#### To be done
Give back all the data exactly, line by line.

#### Records for the task
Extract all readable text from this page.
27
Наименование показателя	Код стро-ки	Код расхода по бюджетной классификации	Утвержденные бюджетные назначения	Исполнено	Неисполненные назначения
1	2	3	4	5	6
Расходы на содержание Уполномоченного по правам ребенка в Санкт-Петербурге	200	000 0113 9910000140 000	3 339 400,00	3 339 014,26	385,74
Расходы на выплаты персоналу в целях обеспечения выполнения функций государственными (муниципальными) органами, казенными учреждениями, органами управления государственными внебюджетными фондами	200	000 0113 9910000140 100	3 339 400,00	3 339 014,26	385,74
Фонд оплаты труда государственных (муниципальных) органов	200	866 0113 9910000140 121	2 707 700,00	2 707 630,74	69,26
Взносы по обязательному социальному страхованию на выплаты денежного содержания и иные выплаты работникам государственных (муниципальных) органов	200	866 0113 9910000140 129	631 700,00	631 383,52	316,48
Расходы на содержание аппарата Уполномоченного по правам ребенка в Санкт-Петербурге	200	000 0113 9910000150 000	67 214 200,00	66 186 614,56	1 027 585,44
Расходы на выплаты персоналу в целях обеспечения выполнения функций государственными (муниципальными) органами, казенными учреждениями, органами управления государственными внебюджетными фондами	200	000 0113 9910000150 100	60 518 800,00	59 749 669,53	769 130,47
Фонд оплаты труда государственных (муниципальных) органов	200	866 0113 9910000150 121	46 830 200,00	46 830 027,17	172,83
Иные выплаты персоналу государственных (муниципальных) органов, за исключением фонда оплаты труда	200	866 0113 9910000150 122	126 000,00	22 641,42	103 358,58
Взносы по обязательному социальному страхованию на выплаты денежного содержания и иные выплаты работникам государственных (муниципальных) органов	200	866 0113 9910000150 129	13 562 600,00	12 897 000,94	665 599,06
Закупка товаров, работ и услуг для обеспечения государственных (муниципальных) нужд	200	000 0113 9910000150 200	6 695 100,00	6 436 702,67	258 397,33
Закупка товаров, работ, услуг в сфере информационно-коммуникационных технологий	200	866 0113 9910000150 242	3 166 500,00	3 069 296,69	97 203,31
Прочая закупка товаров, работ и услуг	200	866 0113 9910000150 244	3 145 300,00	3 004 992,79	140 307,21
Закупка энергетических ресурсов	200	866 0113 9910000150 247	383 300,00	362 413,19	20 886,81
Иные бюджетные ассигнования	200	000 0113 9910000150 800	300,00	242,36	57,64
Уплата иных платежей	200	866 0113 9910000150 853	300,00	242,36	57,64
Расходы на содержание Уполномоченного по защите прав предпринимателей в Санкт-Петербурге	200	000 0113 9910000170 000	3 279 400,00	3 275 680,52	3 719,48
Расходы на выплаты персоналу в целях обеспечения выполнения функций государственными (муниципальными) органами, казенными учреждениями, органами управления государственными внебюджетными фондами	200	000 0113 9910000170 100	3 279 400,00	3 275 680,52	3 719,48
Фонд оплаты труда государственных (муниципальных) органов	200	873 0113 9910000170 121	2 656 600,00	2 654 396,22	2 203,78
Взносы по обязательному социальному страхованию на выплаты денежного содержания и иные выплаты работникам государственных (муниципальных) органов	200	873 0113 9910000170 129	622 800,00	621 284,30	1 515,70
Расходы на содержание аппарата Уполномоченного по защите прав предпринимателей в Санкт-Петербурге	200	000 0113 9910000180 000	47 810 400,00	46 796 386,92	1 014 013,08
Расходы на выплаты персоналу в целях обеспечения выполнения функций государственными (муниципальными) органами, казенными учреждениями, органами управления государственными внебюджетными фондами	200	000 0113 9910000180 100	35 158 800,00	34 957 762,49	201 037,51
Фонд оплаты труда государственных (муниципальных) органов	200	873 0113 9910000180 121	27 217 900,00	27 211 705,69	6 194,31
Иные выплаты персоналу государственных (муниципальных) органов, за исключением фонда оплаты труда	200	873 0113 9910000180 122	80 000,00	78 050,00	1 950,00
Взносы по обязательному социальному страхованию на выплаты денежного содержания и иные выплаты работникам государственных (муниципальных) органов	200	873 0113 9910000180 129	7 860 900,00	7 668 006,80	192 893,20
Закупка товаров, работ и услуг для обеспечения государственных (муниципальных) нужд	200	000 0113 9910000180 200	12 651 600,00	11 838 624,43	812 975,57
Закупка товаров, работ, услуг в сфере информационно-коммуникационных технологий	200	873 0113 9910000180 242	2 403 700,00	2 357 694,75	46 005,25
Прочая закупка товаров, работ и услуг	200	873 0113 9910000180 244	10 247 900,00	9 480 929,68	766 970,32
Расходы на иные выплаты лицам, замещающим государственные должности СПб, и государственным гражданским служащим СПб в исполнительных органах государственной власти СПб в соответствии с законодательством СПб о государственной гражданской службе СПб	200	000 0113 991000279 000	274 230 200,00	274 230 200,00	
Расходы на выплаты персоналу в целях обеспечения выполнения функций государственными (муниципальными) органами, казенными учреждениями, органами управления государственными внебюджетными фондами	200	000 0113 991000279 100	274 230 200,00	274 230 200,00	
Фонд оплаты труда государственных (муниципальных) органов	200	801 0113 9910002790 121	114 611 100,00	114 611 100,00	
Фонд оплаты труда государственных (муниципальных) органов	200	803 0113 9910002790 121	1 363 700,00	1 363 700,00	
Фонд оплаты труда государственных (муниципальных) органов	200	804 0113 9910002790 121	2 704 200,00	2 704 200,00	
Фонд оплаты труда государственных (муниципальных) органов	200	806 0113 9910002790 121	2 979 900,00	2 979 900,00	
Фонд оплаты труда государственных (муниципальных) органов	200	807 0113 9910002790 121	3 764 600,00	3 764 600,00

#### Correct response
Extract all readable text from this page.
27
Наименование показателя	Код стро-ки	Код расхода по бюджетной классификации	Утвержденные бюджетные назначения	Исполнено	Неисполненные назначения
1	2	3	4	5	6
Расходы на содержание Уполномоченного по правам ребенка в Санкт-Петербурге	200	000 0113 9910000140 000	3 339 400,00	3 339 014,26	385,74
Расходы на выплаты персоналу в целях обеспечения выполнения функций государственными (муниципальными) органами, казенными учреждениями, органами управления государственными внебюджетными фондами	200	000 0113 9910000140 100	3 339 400,00	3 339 014,26	385,74
Фонд оплаты труда государственных (муниципальных) органов	200	866 0113 9910000140 121	2 707 700,00	2 707 630,74	69,26
Взносы по обязательному социальному страхованию на выплаты денежного содержания и иные выплаты работникам государственных (муниципальных) органов	200	866 0113 9910000140 129	631 700,00	631 383,52	316,48
Расходы на содержание аппарата Уполномоченного по правам ребенка в Санкт-Петербурге	200	000 0113 9910000150 000	67 214 200,00	66 186 614,56	1 027 585,44
Расходы на выплаты персоналу в целях обеспечения выполнения функций государственными (муниципальными) органами, казенными учреждениями, органами управления государственными внебюджетными фондами	200	000 0113 9910000150 100	60 518 800,00	59 749 669,53	769 130,47
Фонд оплаты труда государственных (муниципальных) органов	200	866 0113 9910000150 121	46 830 200,00	46 830 027,17	172,83
Иные выплаты персоналу государственных (муниципальных) органов, за исключением фонда оплаты труда	200	866 0113 9910000150 122	126 000,00	22 641,42	103 358,58
Взносы по обязательному социальному страхованию на выплаты денежного содержания и иные выплаты работникам государственных (муниципальных) органов	200	866 0113 9910000150 129	13 562 600,00	12 897 000,94	665 599,06
Закупка товаров, работ и услуг для обеспечения государственных (муниципальных) нужд	200	000 0113 9910000150 200	6 695 100,00	6 436 702,67	258 397,33
Закупка товаров, работ, услуг в сфере информационно-коммуникационных технологий	200	866 0113 9910000150 242	3 166 500,00	3 069 296,69	97 203,31
Прочая закупка товаров, работ и услуг	200	866 0113 9910000150 244	3 145 300,00	3 004 992,79	140 307,21
Закупка энергетических ресурсов	200	866 0113 9910000150 247	383 300,00	362 413,19	20 886,81
Иные бюджетные ассигнования	200	000 0113 9910000150 800	300,00	242,36	57,64
Уплата иных платежей	200	866 0113 9910000150 853	300,00	242,36	57,64
Расходы на содержание Уполномоченного по защите прав предпринимателей в Санкт-Петербурге	200	000 0113 9910000170 000	3 279 400,00	3 275 680,52	3 719,48
Расходы на выплаты персоналу в целях обеспечения выполнения функций государственными (муниципальными) органами, казенными учреждениями, органами управления государственными внебюджетными фондами	200	000 0113 9910000170 100	3 279 400,00	3 275 680,52	3 719,48
Фонд оплаты труда государственных (муниципальных) органов	200	873 0113 9910000170 121	2 656 600,00	2 654 396,22	2 203,78
Взносы по обязательному социальному страхованию на выплаты денежного содержания и иные выплаты работникам государственных (муниципальных) органов	200	873 0113 9910000170 129	622 800,00	621 284,30	1 515,70
Расходы на содержание аппарата Уполномоченного по защите прав предпринимателей в Санкт-Петербурге	200	000 0113 9910000180 000	47 810 400,00	46 796 386,92	1 014 013,08
Расходы на выплаты персоналу в целях обеспечения выполнения функций государственными (муниципальными) органами, казенными учреждениями, органами управления государственными внебюджетными фондами	200	000 0113 9910000180 100	35 158 800,00	34 957 762,49	201 037,51
Фонд оплаты труда государственных (муниципальных) органов	200	873 0113 9910000180 121	27 217 900,00	27 211 705,69	6 194,31
Иные выплаты персоналу государственных (муниципальных) органов, за исключением фонда оплаты труда	200	873 0113 9910000180 122	80 000,00	78 050,00	1 950,00
Взносы по обязательному социальному страхованию на выплаты денежного содержания и иные выплаты работникам государственных (муниципальных) органов	200	873 0113 9910000180 129	7 860 900,00	7 668 006,80	192 893,20
Закупка товаров, работ и услуг для обеспечения государственных (муниципальных) нужд	200	000 0113 9910000180 200	12 651 600,00	11 838 624,43	812 975,57
Закупка товаров, работ, услуг в сфере информационно-коммуникационных технологий	200	873 0113 9910000180 242	2 403 700,00	2 357 694,75	46 005,25
Прочая закупка товаров, работ и услуг	200	873 0113 9910000180 244	10 247 900,00	9 480 929,68	766 970,32
Расходы на иные выплаты лицам, замещающим государственные должности СПб, и государственным гражданским служащим СПб в исполнительных органах государственной власти СПб в соответствии с законодательством СПб о государственной гражданской службе СПб	200	000 0113 991000279 000	274 230 200,00	274 230 200,00	
Расходы на выплаты персоналу в целях обеспечения выполнения функций государственными (муниципальными) органами, казенными учреждениями, органами управления государственными внебюджетными фондами	200	000 0113 991000279 100	274 230 200,00	274 230 200,00	
Фонд оплаты труда государственных (муниципальных) органов	200	801 0113 9910002790 121	114 611 100,00	114 611 100,00	
Фонд оплаты труда государственных (муниципальных) органов	200	803 0113 9910002790 121	1 363 700,00	1 363 700,00	
Фонд оплаты труда государственных (муниципальных) органов	200	804 0113 9910002790 121	2 704 200,00	2 704 200,00	
Фонд оплаты труда государственных (муниципальных) органов	200	806 0113 9910002790 121	2 979 900,00	2 979 900,00	
Фонд оплаты труда государственных (муниципальных) органов	200	807 0113 9910002790 121	3 764 600,00	3 764 600,00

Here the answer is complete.